## Set exercise
Find each line in the following listing that has the string "Projekte", then state the count and nothing else.

## Supplied entries
## START
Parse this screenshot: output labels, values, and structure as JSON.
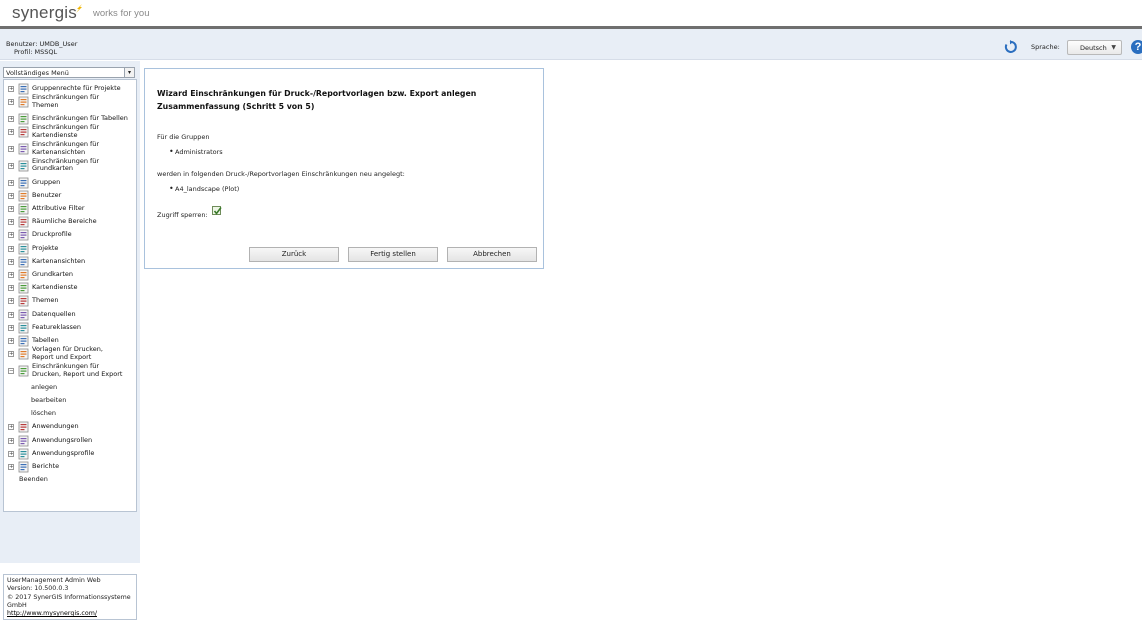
{
  "brand": {
    "logo": "synergis",
    "tagline": "works for you",
    "accent": "#f2b705"
  },
  "user": {
    "line1": "Benutzer: UMDB_User",
    "line2": "Profil: MSSQL"
  },
  "header": {
    "language_label": "Sprache:",
    "language_value": "Deutsch",
    "help": "?"
  },
  "sidebar": {
    "menu_select": "Vollständiges Menü",
    "items": [
      {
        "label": "Gruppenrechte für Projekte",
        "icon": "group-rights-icon"
      },
      {
        "label": "Einschränkungen für\nThemen",
        "icon": "restrict-themes-icon"
      },
      {
        "label": "Einschränkungen für Tabellen",
        "icon": "restrict-tables-icon"
      },
      {
        "label": "Einschränkungen für\nKartendienste",
        "icon": "restrict-mapservices-icon"
      },
      {
        "label": "Einschränkungen für\nKartenansichten",
        "icon": "restrict-mapviews-icon"
      },
      {
        "label": "Einschränkungen für\nGrundkarten",
        "icon": "restrict-basemaps-icon"
      },
      {
        "label": "Gruppen",
        "icon": "groups-icon"
      },
      {
        "label": "Benutzer",
        "icon": "user-icon"
      },
      {
        "label": "Attributive Filter",
        "icon": "filter-icon"
      },
      {
        "label": "Räumliche Bereiche",
        "icon": "spatial-area-icon"
      },
      {
        "label": "Druckprofile",
        "icon": "printer-icon"
      },
      {
        "label": "Projekte",
        "icon": "projects-icon"
      },
      {
        "label": "Kartenansichten",
        "icon": "mapviews-icon"
      },
      {
        "label": "Grundkarten",
        "icon": "basemaps-icon"
      },
      {
        "label": "Kartendienste",
        "icon": "mapservices-icon"
      },
      {
        "label": "Themen",
        "icon": "themes-icon"
      },
      {
        "label": "Datenquellen",
        "icon": "datasource-icon"
      },
      {
        "label": "Featureklassen",
        "icon": "featureclass-icon"
      },
      {
        "label": "Tabellen",
        "icon": "table-icon"
      },
      {
        "label": "Vorlagen für Drucken,\nReport und Export",
        "icon": "templates-icon"
      },
      {
        "label": "Einschränkungen für\nDrucken, Report und Export",
        "icon": "restrict-print-icon",
        "expanded": true
      }
    ],
    "subitems": [
      "anlegen",
      "bearbeiten",
      "löschen"
    ],
    "items_after": [
      {
        "label": "Anwendungen",
        "icon": "applications-icon"
      },
      {
        "label": "Anwendungsrollen",
        "icon": "app-roles-icon"
      },
      {
        "label": "Anwendungsprofile",
        "icon": "app-profiles-icon"
      },
      {
        "label": "Berichte",
        "icon": "reports-icon"
      }
    ],
    "exit": "Beenden",
    "footer": {
      "line1": "UserManagement Admin Web",
      "line2": "Version: 10.500.0.3",
      "line3": "© 2017 SynerGIS Informationssysteme",
      "line4": "GmbH",
      "link": "http://www.mysynergis.com/"
    }
  },
  "wizard": {
    "title_line1": "Wizard Einschränkungen für Druck-/Reportvorlagen bzw. Export anlegen",
    "title_line2": "Zusammenfassung (Schritt 5 von 5)",
    "groups_label": "Für die Gruppen",
    "group": "Administrators",
    "templates_label": "werden in folgenden Druck-/Reportvorlagen Einschränkungen neu angelegt:",
    "template": "A4_landscape (Plot)",
    "access_label": "Zugriff sperren:",
    "access_checked": true,
    "buttons": {
      "back": "Zurück",
      "finish": "Fertig stellen",
      "cancel": "Abbrechen"
    }
  }
}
## END
## Result
2